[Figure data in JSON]
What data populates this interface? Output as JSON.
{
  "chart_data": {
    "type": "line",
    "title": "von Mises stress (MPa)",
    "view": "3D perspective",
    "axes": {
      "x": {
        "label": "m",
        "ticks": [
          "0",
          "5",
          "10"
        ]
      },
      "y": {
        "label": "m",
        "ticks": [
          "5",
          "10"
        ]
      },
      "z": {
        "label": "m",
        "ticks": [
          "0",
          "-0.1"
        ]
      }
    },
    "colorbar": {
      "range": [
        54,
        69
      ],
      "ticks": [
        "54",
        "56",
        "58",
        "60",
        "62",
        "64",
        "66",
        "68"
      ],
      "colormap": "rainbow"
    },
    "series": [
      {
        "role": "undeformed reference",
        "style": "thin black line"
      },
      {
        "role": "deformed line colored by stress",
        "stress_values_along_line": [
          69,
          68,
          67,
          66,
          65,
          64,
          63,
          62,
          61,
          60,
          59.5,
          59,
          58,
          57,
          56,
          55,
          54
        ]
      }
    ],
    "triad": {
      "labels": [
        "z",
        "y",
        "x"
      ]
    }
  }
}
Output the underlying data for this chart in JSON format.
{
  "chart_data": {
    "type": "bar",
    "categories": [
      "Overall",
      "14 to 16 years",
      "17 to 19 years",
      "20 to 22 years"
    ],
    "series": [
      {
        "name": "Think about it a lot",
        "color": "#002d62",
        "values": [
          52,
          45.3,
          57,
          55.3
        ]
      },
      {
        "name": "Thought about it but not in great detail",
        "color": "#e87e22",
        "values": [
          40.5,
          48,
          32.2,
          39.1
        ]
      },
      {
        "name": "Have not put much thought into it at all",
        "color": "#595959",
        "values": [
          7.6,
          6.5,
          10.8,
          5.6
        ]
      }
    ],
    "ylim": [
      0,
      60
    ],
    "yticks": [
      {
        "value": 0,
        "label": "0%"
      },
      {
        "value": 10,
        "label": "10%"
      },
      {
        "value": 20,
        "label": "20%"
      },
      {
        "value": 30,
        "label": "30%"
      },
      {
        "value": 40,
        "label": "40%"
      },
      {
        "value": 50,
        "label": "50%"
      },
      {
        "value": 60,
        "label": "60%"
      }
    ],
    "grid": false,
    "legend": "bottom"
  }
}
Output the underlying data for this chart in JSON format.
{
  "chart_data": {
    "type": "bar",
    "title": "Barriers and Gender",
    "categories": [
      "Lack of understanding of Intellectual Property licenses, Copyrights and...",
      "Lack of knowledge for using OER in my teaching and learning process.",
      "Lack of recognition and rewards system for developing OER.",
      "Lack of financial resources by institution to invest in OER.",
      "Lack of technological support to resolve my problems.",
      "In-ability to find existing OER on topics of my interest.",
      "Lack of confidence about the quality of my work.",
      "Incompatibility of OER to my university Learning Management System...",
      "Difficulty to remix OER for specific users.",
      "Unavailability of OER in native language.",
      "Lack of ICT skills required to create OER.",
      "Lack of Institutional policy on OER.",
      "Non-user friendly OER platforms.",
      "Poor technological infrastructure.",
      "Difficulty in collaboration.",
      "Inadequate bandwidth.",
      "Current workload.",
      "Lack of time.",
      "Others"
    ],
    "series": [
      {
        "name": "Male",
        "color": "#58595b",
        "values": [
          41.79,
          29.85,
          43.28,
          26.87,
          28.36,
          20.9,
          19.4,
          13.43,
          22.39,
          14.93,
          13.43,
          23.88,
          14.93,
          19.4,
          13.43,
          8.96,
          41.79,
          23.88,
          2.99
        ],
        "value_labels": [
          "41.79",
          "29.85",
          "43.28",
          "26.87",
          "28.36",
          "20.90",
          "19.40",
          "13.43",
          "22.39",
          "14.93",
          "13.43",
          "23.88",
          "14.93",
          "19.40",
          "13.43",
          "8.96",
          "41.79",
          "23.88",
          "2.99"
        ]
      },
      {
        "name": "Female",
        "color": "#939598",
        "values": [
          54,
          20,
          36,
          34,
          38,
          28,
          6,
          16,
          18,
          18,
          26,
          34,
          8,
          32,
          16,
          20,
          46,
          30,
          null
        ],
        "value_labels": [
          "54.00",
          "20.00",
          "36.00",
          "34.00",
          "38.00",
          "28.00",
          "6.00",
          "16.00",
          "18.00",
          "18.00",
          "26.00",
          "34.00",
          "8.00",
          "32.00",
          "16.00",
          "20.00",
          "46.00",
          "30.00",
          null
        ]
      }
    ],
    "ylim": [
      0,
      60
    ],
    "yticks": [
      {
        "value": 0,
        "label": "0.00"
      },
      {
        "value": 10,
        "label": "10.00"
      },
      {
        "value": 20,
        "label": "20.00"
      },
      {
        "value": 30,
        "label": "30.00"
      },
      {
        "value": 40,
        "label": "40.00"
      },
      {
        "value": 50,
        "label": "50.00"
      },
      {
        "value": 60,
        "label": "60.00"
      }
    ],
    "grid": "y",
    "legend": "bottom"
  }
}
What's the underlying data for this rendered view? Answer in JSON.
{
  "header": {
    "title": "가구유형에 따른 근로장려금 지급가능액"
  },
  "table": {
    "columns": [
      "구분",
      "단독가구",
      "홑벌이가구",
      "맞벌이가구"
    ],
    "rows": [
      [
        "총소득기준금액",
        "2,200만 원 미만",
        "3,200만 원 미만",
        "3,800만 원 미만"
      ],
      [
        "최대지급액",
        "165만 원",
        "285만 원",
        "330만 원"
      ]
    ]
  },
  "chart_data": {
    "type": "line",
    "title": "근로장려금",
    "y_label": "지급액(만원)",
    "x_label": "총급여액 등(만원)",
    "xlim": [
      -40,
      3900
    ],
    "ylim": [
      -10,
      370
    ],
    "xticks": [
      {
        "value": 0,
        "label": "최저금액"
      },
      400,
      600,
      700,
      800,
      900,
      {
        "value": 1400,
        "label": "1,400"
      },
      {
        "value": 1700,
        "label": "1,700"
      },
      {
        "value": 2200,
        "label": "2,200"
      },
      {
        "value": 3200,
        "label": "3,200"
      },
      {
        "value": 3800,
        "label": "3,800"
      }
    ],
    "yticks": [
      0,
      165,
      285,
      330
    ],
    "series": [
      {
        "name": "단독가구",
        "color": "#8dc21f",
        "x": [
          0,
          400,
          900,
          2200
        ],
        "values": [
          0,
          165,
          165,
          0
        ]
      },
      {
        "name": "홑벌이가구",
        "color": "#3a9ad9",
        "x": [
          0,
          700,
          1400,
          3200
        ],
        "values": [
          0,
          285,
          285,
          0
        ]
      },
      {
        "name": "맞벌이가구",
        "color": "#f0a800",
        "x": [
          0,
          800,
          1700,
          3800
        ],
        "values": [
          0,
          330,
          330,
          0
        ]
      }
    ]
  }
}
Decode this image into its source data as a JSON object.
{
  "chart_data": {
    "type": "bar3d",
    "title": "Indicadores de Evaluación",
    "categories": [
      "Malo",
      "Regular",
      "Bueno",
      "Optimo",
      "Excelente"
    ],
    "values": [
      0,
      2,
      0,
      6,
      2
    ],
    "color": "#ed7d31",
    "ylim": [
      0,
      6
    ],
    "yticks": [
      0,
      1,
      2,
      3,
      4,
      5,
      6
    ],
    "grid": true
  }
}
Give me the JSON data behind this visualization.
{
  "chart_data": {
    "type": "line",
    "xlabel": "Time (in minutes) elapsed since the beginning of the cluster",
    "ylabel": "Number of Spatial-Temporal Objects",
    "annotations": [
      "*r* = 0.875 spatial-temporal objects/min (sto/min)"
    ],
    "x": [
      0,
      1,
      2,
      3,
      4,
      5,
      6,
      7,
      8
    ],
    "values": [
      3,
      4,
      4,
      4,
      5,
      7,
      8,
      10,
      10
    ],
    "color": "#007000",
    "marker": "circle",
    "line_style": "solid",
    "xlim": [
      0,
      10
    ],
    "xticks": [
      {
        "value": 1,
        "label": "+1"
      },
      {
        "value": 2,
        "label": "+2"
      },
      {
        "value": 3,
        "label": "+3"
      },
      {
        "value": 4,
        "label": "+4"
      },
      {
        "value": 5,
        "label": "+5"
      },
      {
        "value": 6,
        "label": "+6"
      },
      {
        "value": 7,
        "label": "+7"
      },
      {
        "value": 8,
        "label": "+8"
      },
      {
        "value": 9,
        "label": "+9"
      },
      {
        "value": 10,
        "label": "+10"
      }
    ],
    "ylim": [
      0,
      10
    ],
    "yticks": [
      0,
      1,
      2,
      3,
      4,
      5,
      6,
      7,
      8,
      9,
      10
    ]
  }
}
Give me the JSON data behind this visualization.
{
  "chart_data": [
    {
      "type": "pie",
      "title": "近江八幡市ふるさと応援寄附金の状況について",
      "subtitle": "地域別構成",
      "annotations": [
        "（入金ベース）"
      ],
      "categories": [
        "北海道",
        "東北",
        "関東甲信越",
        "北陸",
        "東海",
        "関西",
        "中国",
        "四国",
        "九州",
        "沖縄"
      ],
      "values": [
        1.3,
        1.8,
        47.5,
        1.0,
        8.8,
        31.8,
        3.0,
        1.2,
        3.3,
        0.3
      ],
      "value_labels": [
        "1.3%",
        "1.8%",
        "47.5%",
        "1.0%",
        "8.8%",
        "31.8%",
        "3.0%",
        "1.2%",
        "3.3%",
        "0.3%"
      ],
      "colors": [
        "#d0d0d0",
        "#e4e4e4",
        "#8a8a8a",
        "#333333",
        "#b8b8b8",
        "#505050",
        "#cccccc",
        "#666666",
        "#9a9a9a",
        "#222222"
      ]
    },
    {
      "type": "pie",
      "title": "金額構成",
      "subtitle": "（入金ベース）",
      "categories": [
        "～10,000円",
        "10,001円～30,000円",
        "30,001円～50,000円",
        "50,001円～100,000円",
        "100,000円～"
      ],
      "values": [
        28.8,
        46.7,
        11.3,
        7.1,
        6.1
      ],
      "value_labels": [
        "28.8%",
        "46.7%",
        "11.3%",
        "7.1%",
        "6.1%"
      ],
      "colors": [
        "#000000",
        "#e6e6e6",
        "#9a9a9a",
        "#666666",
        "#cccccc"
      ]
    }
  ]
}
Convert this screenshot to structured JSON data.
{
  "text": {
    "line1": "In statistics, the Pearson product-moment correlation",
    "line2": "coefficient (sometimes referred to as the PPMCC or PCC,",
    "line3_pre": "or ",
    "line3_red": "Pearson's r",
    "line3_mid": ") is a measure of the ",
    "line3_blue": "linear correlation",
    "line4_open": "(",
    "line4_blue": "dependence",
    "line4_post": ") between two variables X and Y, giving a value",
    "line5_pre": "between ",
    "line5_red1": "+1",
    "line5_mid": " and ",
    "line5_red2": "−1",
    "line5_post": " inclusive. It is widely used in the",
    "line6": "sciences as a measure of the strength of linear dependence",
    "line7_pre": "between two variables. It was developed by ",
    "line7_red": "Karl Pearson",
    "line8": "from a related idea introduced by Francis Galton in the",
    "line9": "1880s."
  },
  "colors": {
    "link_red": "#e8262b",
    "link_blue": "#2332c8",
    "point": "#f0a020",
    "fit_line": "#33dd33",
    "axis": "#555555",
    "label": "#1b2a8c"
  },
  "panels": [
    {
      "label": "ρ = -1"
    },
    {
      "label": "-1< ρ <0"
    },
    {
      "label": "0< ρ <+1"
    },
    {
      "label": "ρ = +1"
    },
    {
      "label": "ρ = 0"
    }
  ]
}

WHAT IS NEEDED: List the lines of the records where "dependence" occurs.

RESULT FOR THIS EXERCISE:
    "line4_blue": "dependence",
    "line6": "sciences as a measure of the strength of linear dependence",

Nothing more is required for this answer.